→ **WHAT IS BEING ASKED**
From the entries below, copy every line where the string "xlabel" appears.
— START OF MATERIAL PROVIDED —
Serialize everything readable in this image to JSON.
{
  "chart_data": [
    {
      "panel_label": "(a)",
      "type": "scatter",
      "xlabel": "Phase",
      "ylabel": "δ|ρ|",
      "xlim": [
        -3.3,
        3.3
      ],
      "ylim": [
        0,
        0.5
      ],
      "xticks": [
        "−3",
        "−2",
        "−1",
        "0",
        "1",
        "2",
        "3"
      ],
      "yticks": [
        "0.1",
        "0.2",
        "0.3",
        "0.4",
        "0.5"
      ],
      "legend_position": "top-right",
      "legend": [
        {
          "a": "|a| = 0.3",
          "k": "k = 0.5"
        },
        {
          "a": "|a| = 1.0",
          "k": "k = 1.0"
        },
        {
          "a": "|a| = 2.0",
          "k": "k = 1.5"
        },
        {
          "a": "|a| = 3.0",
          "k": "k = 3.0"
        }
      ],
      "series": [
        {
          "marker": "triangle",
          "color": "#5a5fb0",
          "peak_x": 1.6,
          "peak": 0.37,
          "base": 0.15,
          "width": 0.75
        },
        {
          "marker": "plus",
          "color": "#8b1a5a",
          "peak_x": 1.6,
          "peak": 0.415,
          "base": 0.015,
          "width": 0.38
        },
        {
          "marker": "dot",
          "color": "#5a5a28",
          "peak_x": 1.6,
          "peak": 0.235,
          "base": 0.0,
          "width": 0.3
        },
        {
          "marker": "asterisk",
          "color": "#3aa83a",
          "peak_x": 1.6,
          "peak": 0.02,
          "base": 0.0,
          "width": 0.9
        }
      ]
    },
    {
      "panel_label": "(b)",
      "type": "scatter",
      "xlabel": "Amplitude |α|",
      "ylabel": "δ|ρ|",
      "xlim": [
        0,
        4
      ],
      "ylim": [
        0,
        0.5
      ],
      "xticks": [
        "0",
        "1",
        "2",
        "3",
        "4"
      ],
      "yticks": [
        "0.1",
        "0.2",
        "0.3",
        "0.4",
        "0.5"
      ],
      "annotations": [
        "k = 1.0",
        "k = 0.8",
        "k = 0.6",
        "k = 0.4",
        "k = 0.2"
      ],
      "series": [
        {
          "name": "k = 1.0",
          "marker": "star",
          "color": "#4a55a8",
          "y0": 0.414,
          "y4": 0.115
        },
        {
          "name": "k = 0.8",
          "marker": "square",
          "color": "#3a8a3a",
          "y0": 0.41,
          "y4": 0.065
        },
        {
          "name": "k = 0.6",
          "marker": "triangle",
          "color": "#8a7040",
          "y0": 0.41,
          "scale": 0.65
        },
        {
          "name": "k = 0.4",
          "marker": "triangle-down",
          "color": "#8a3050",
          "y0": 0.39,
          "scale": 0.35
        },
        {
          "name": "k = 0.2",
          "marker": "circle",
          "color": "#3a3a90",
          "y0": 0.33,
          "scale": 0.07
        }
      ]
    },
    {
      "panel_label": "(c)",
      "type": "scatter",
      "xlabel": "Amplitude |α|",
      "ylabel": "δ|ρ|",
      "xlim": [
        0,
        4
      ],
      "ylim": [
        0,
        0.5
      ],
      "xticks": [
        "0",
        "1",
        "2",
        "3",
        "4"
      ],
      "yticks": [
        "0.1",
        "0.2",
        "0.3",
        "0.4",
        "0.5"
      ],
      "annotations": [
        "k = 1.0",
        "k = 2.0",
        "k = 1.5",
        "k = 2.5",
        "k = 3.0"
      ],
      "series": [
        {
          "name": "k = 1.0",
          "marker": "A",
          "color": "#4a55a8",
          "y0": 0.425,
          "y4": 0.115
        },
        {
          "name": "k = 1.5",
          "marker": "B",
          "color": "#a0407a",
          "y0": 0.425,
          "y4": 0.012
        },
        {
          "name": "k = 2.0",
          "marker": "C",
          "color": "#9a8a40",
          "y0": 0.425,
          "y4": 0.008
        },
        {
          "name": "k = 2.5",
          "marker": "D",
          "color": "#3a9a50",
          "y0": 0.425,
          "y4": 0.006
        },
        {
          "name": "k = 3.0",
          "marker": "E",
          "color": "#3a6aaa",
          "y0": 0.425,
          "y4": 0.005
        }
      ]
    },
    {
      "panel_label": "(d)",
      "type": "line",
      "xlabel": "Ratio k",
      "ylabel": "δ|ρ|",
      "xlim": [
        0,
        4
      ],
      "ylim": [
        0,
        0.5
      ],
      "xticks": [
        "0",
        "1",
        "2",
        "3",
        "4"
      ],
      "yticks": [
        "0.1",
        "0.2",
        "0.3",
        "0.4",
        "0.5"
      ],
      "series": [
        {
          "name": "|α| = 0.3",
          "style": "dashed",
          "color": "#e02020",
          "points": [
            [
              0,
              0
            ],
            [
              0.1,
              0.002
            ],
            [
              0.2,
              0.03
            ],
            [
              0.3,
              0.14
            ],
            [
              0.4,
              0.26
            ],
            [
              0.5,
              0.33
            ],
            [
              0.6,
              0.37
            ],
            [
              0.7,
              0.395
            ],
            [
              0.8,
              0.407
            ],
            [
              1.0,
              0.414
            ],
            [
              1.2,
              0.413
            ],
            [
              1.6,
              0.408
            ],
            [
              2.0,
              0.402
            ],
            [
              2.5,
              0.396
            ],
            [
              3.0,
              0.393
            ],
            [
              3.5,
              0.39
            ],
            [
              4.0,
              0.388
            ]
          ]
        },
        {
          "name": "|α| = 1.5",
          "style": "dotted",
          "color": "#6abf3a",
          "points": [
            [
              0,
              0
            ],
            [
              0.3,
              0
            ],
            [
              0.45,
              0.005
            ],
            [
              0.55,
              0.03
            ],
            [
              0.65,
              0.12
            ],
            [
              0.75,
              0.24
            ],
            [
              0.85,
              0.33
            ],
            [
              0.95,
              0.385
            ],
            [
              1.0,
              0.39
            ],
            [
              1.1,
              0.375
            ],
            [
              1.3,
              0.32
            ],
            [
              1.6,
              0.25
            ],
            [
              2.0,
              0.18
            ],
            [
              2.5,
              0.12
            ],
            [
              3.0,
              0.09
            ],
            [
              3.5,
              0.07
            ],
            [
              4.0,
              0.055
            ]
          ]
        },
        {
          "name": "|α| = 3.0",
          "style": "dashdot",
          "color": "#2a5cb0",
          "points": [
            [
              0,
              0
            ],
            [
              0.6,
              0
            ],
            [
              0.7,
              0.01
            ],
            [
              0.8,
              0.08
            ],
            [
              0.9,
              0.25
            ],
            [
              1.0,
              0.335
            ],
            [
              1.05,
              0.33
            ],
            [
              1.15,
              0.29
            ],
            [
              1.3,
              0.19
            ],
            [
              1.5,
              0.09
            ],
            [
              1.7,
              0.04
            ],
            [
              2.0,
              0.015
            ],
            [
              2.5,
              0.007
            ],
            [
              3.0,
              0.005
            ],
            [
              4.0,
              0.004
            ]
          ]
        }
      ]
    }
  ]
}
— END OF MATERIAL PROVIDED —
— START OF MATERIAL PROVIDED —
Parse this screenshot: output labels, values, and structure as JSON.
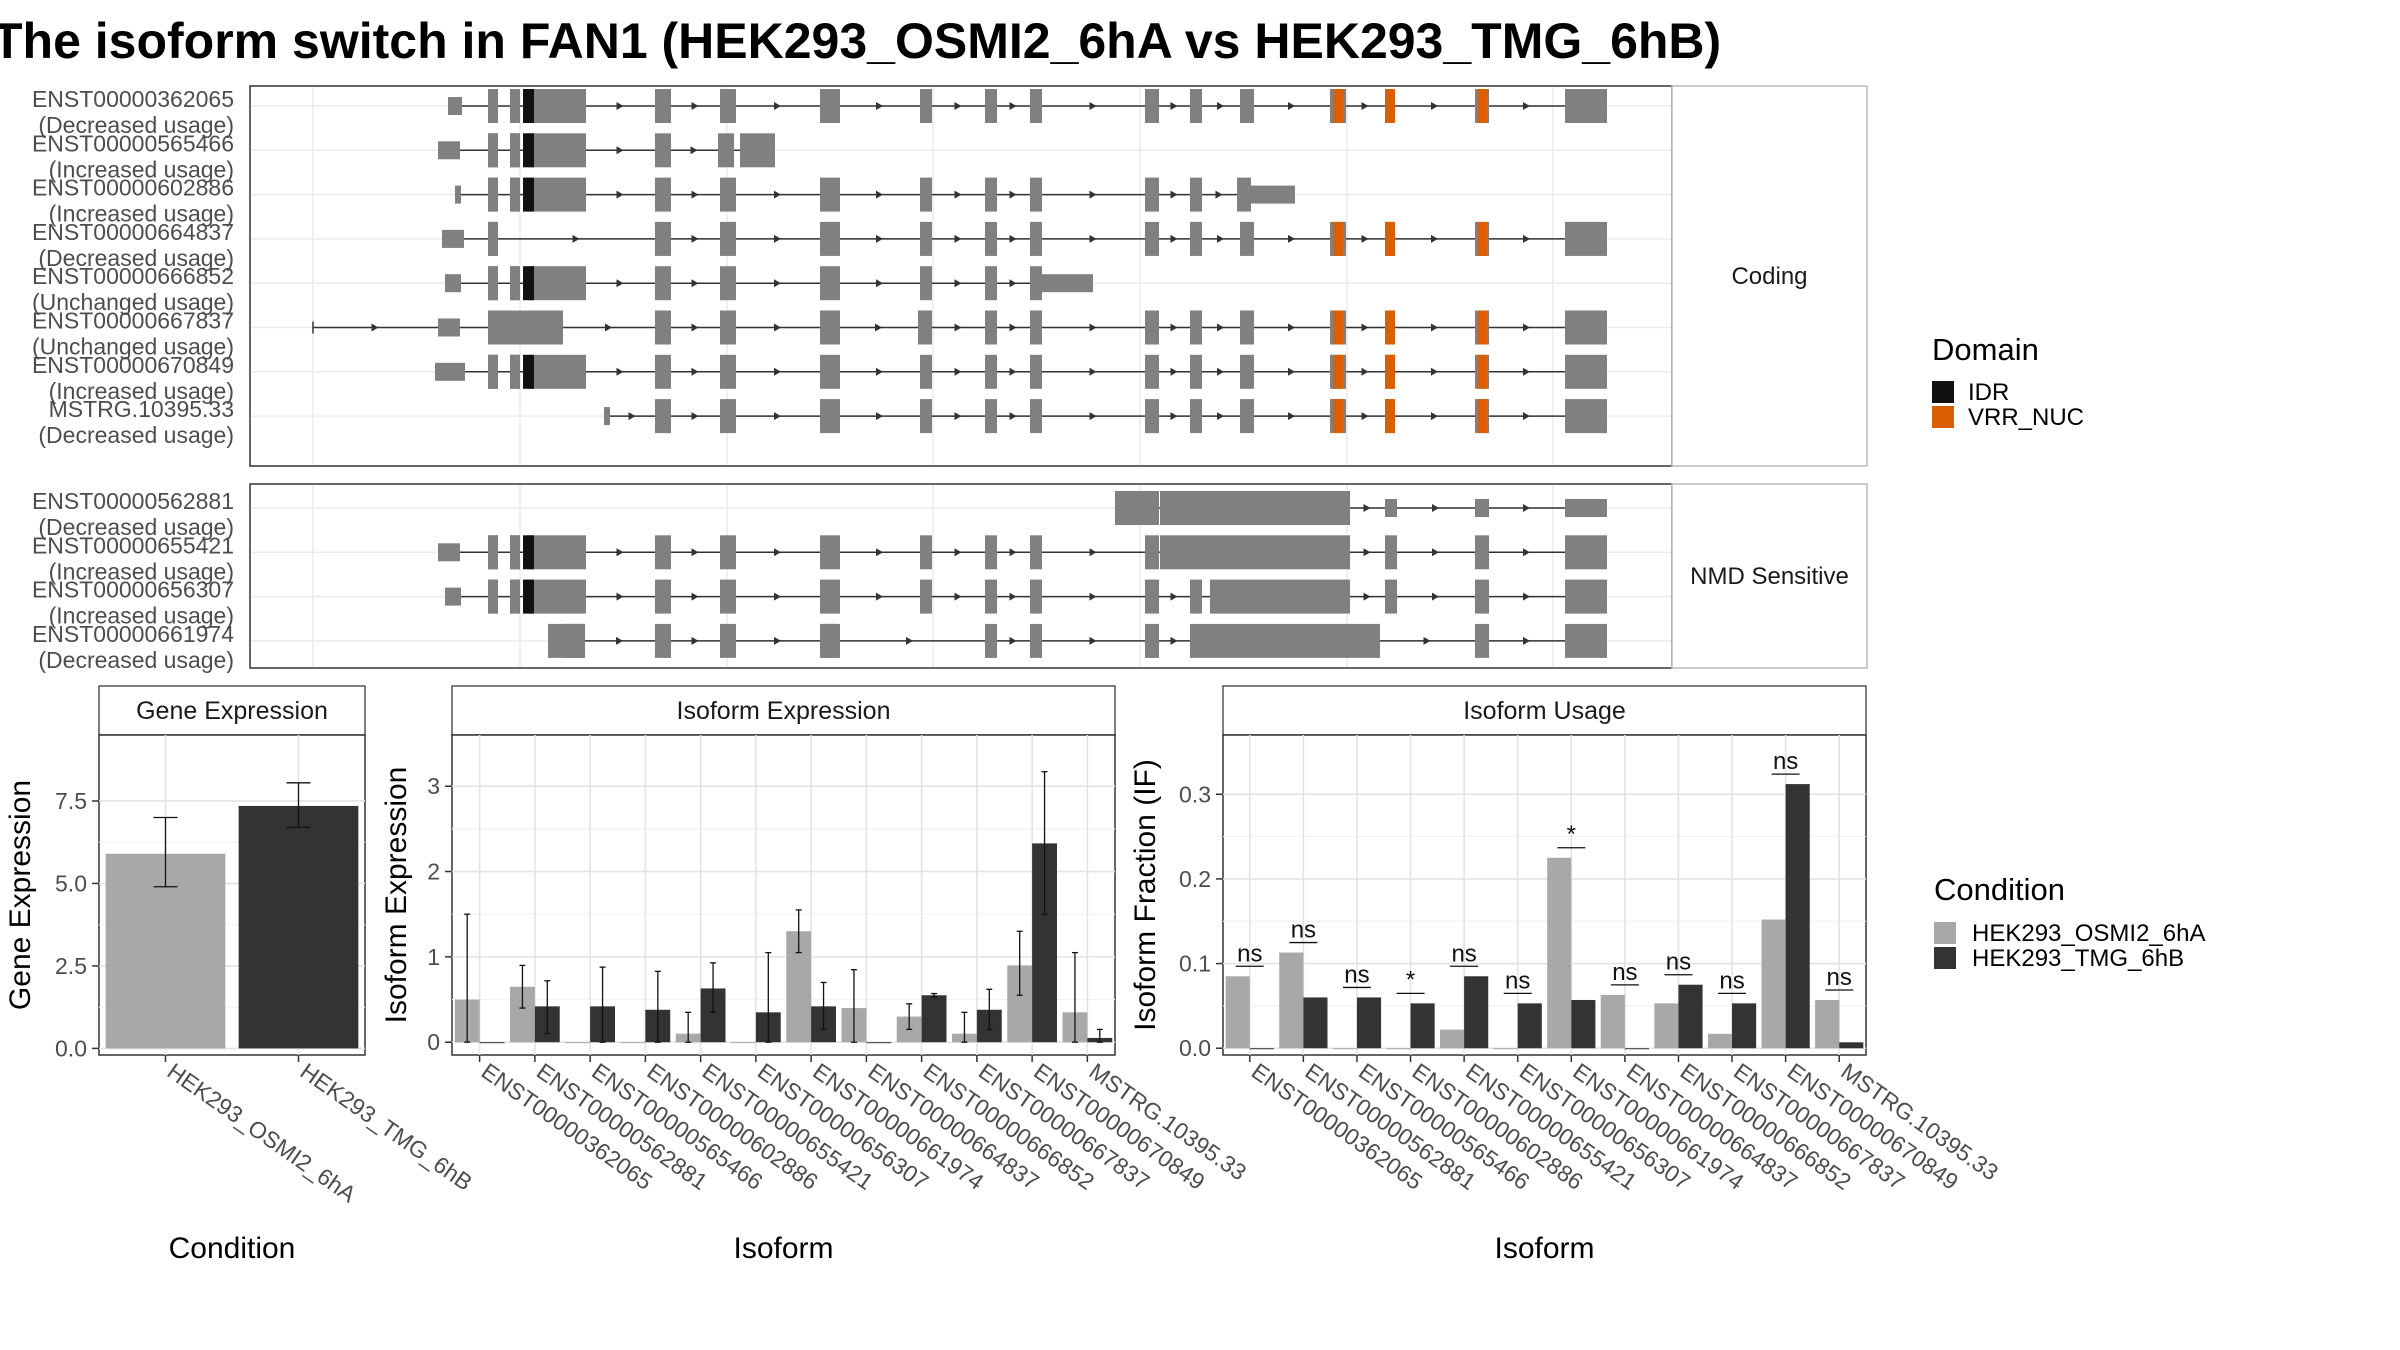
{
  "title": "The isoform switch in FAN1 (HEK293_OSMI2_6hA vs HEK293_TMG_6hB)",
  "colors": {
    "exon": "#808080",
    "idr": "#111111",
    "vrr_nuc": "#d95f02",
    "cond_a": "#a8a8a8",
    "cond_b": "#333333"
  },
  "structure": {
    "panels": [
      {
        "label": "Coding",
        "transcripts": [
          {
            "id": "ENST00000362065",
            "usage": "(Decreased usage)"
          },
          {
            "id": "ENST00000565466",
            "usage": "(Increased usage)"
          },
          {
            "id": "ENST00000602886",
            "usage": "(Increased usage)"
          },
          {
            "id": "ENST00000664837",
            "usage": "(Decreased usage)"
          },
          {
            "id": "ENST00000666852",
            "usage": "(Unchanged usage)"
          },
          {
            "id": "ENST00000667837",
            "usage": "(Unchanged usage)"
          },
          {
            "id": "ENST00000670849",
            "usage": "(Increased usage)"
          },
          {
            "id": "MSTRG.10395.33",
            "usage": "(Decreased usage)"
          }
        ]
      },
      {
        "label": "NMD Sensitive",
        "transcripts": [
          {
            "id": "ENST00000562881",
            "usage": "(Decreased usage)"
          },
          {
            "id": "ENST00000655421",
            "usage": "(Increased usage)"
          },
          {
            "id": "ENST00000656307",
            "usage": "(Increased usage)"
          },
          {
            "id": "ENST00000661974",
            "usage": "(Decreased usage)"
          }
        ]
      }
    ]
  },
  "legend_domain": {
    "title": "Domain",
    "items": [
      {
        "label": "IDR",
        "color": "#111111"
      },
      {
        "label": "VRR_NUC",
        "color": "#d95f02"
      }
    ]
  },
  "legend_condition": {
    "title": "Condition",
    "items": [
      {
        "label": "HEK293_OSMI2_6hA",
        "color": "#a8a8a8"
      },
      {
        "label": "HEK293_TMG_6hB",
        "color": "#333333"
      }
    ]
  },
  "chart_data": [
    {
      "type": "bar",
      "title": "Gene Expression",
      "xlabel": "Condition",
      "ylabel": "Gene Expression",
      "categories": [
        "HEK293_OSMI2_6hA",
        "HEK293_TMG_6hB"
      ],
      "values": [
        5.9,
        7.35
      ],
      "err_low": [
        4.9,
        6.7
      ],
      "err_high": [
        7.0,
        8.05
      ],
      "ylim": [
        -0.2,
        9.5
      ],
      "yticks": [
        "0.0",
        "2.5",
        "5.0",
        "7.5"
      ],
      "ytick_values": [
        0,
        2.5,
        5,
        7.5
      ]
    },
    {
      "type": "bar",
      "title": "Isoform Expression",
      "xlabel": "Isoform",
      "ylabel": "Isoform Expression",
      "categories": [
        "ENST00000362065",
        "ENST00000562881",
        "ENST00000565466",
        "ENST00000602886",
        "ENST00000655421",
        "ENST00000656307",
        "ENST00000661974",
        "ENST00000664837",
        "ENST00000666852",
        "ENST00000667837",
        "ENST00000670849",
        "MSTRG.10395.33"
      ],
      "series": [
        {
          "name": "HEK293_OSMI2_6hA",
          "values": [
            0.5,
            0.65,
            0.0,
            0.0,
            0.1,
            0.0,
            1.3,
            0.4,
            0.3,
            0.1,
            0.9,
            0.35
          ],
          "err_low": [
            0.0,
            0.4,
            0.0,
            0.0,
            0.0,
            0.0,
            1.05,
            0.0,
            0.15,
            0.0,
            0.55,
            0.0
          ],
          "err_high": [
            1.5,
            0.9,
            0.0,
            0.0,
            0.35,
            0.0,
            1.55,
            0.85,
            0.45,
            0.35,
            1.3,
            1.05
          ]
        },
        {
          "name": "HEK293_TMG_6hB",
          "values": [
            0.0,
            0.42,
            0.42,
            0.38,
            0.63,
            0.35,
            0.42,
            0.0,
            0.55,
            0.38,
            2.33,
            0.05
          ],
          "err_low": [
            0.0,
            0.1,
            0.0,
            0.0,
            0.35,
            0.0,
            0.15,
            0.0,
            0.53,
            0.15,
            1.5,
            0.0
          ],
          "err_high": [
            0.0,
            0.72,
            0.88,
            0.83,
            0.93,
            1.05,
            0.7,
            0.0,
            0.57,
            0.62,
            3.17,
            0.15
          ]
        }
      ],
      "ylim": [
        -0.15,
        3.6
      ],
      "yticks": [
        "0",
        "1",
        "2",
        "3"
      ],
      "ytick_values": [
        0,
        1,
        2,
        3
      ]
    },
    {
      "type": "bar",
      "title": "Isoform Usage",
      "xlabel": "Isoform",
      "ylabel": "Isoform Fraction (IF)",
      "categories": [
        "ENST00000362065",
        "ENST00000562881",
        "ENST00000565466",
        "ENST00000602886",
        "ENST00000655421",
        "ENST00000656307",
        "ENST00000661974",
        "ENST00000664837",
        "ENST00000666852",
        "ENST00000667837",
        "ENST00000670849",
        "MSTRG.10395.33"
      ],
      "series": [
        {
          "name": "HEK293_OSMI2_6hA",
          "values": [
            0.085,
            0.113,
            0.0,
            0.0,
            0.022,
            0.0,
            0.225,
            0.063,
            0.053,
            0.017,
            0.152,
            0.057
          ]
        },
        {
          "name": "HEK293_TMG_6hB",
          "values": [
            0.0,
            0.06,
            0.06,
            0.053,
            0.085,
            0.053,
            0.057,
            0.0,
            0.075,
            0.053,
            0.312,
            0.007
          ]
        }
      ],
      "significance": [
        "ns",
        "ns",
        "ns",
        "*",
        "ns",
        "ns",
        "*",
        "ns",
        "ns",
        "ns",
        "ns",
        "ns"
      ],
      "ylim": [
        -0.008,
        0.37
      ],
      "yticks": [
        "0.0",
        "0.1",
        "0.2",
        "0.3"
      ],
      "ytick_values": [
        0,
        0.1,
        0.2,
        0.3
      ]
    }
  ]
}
— END OF MATERIAL PROVIDED —
→ **THE OUTPUT**
      "xlabel": "Phase",
      "xlabel": "Amplitude |α|",
      "xlabel": "Amplitude |α|",
      "xlabel": "Ratio k",
      "xlabel": "Condition",
      "xlabel": "Isoform",
      "xlabel": "Isoform",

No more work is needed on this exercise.